Ever since Dracula met the Wolf Man, vampires and werewolves have had issues. Vampires hold werewolves to be savage and uncouth, while werewolves say vampires are pretentious Eurotrash. Their rivalry is good for gamers, though, and has led to this entertaining card game about supernatural killing machines determined to rip each other apart.
Nightfall puts you in charge of a variety of creatures of the night. Other players also control armies of monsters, and the player who has the fewest wound cards in his army at the end of the game wins. A good offense is usually the best defense, but the goal of ‘get hurt the least’ encourages a balanced strategy and playing opponents off against each other.
This is a deck-building card game, similar to Ascension, which is also published by Playdek. (Both games are adaptations of physical card games, but the originals are from different publishers. Ascension is from Gary Games and Nightfall was created by Alderac Entertainment Group.)
As opposed to the good kind.

— SHORT EXERCISE —
Can you reproduce the passage about the Nightfall card game word for word, starting at the words that contain "Nightfall puts you" and stopping after "the good kind."? Work only from the passage about the Nightfall card game.

— DATASET CONTENT —

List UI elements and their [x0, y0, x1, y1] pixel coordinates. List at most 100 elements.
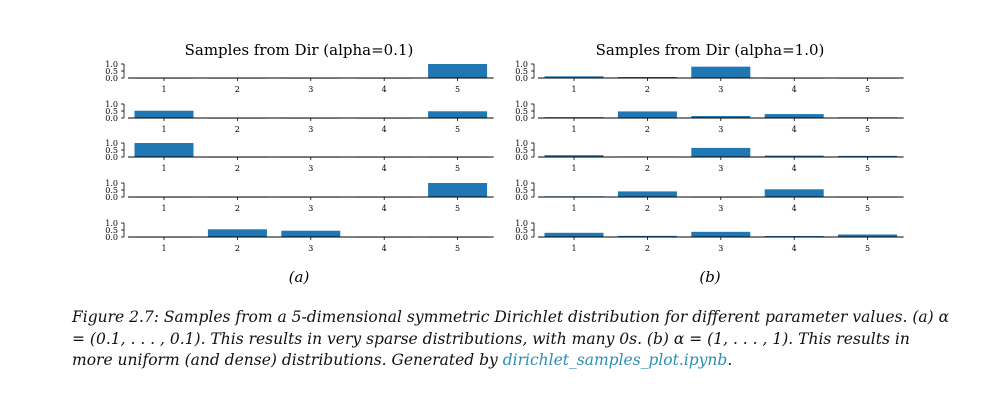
- y-tick-label: 0.0: [105, 74, 118, 83]
- y-tick-label: 0.5: [515, 67, 528, 76]
- x-tick-label: 1: [161, 204, 166, 213]
- y-tick-label: 1.0: [105, 219, 118, 228]
- bar: [134, 110, 194, 118]
- subplot-a-3: 1.00.50.0 1 2 3 4 5: [105, 139, 494, 173]
- x-tick-label: 4: [792, 244, 797, 253]
- figure: Samples from Dir (alpha=0.1) Samples fro…: [105, 41, 904, 286]
- bar: [617, 77, 677, 78]
- x-tick-label: 5: [865, 85, 870, 94]
- x-tick-label: 1: [571, 85, 576, 94]
- y-tick-label: 1.0: [515, 100, 528, 109]
- x-tick-label: 4: [382, 244, 387, 253]
- x-tick-label: 4: [792, 164, 797, 173]
- subplot-b-4: 1.00.50.0 1 2 3 4 5: [515, 179, 904, 213]
- y-tick-label: 1.0: [515, 139, 528, 148]
- y-tick-label: 0.5: [515, 146, 528, 155]
- x-tick-label: 5: [865, 125, 870, 134]
- x-tick-label: 4: [792, 125, 797, 134]
- bar: [617, 235, 677, 237]
- x-tick-label: 2: [235, 125, 240, 134]
- bar: [544, 232, 604, 237]
- x-tick-label: 3: [308, 164, 313, 173]
- x-tick-label: 1: [571, 244, 576, 253]
- x-tick-label: 2: [645, 164, 650, 173]
- bar: [838, 234, 898, 237]
- x-tick-label: 2: [235, 164, 240, 173]
- subplot-a-5: 1.00.50.0 1 2 3 4 5: [105, 219, 494, 253]
- y-tick-label: 1.0: [515, 219, 528, 228]
- y-tick-label: 0.5: [105, 146, 118, 155]
- x-tick-label: 3: [718, 164, 723, 173]
- subplot-b-3: 1.00.50.0 1 2 3 4 5: [515, 139, 904, 173]
- x-tick-label: 3: [718, 204, 723, 213]
- y-tick-label: 0.0: [515, 193, 528, 202]
- y-tick-label: 0.0: [105, 233, 118, 242]
- x-tick-label: 5: [865, 204, 870, 213]
- subplot-b-5: 1.00.50.0 1 2 3 4 5: [515, 219, 904, 253]
- y-tick-label: 0.0: [515, 74, 528, 83]
- y-tick-label: 0.5: [515, 226, 528, 235]
- bar: [134, 143, 194, 157]
- x-tick-label: 1: [571, 204, 576, 213]
- x-tick-label: 5: [455, 204, 460, 213]
- x-tick-label: 5: [865, 164, 870, 173]
- x-tick-label: 2: [645, 125, 650, 134]
- x-tick-label: 2: [645, 204, 650, 213]
- bar: [617, 111, 677, 118]
- bar: [428, 183, 488, 197]
- y-tick-label: 0.5: [105, 186, 118, 195]
- x-tick-label: 2: [235, 244, 240, 253]
- subplot-a-1: 1.00.50.0 1 2 3 4 5: [105, 60, 494, 94]
- y-tick-label: 0.0: [515, 233, 528, 242]
- bar: [691, 231, 751, 237]
- x-tick-label: 4: [792, 204, 797, 213]
- x-tick-label: 2: [235, 85, 240, 94]
- x-tick-label: 3: [308, 85, 313, 94]
- x-tick-label: 5: [455, 125, 460, 134]
- x-tick-label: 4: [792, 85, 797, 94]
- y-tick-label: 0.0: [515, 153, 528, 162]
- bar: [544, 155, 604, 157]
- y-tick-label: 0.5: [105, 67, 118, 76]
- x-tick-label: 4: [382, 85, 387, 94]
- y-tick-label: 0.0: [105, 114, 118, 123]
- x-tick-label: 3: [718, 244, 723, 253]
- bar: [428, 111, 488, 118]
- bar: [764, 155, 824, 157]
- bar: [428, 64, 488, 78]
- x-tick-label: 2: [645, 85, 650, 94]
- y-tick-label: 0.5: [515, 186, 528, 195]
- bar: [691, 147, 751, 157]
- x-tick-label: 5: [865, 244, 870, 253]
- x-tick-label: 1: [161, 85, 166, 94]
- x-tick-label: 3: [718, 125, 723, 134]
- subplot-a-2: 1.00.50.0 1 2 3 4 5: [105, 100, 494, 134]
- y-tick-label: 0.0: [105, 193, 118, 202]
- panel-label-b: (b): [699, 268, 720, 286]
- x-tick-label: 5: [455, 85, 460, 94]
- bar: [617, 191, 677, 197]
- x-tick-label: 4: [382, 125, 387, 134]
- subplot-a-4: 1.00.50.0 1 2 3 4 5: [105, 179, 494, 213]
- y-tick-label: 0.5: [105, 226, 118, 235]
- x-tick-label: 1: [161, 125, 166, 134]
- chart-title-a: Samples from Dir (alpha=0.1): [185, 41, 414, 59]
- x-tick-label: 4: [382, 164, 387, 173]
- y-tick-label: 1.0: [515, 60, 528, 69]
- notebook-link[interactable]: dirichlet_samples_plot.ipynb: [502, 351, 728, 369]
- bar: [764, 114, 824, 118]
- bar: [207, 229, 267, 237]
- bar: [838, 155, 898, 157]
- y-tick-label: 1.0: [105, 60, 118, 69]
- y-tick-label: 0.5: [515, 107, 528, 116]
- bar: [764, 189, 824, 197]
- y-tick-label: 0.0: [105, 153, 118, 162]
- x-tick-label: 1: [571, 164, 576, 173]
- bar: [691, 116, 751, 118]
- x-tick-label: 1: [161, 164, 166, 173]
- x-tick-label: 2: [235, 204, 240, 213]
- chart-title-b: Samples from Dir (alpha=1.0): [596, 41, 825, 59]
- chart-grid: 1.00.50.01 2 3 4 51.00.50.01 2 3 4 51.00.50.01 2 3…: [105, 60, 904, 253]
- y-tick-label: 0.5: [105, 107, 118, 116]
- bar: [544, 76, 604, 78]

— SOLUTION TO THIS PROBLEM —
Nightfall puts you in charge of a variety of creatures of the night. Other players also control armies of monsters, and the player who has the fewest wound cards in his army at the end of the game wins. A good offense is usually the best defense, but the goal of ‘get hurt the least’ encourages a balanced strategy and playing opponents off against each other.
This is a deck-building card game, similar to Ascension, which is also published by Playdek. (Both games are adaptations of physical card games, but the originals are from different publishers. Ascension is from Gary Games and Nightfall was created by Alderac Entertainment Group.)
As opposed to the good kind.